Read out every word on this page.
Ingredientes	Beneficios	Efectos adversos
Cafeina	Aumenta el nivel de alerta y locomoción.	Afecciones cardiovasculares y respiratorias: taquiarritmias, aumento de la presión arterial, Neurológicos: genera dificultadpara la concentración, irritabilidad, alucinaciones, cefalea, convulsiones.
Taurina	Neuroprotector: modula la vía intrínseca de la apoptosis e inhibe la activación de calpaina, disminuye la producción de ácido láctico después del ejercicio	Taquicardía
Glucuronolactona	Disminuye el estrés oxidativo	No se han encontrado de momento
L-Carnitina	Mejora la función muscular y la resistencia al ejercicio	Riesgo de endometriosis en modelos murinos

——

• **YOUR GOAL**:
Search the entries for the word "ejercicio" and pick out every line that holds it.

• **SOLUTION TO THIS PROBLEM**:
Taurina	Neuroprotector: modula la vía intrínseca de la apoptosis e inhibe la activación de calpaina, disminuye la producción de ácido láctico después del ejercicio	Taquicardía
L-Carnitina	Mejora la función muscular y la resistencia al ejercicio	Riesgo de endometriosis en modelos murinos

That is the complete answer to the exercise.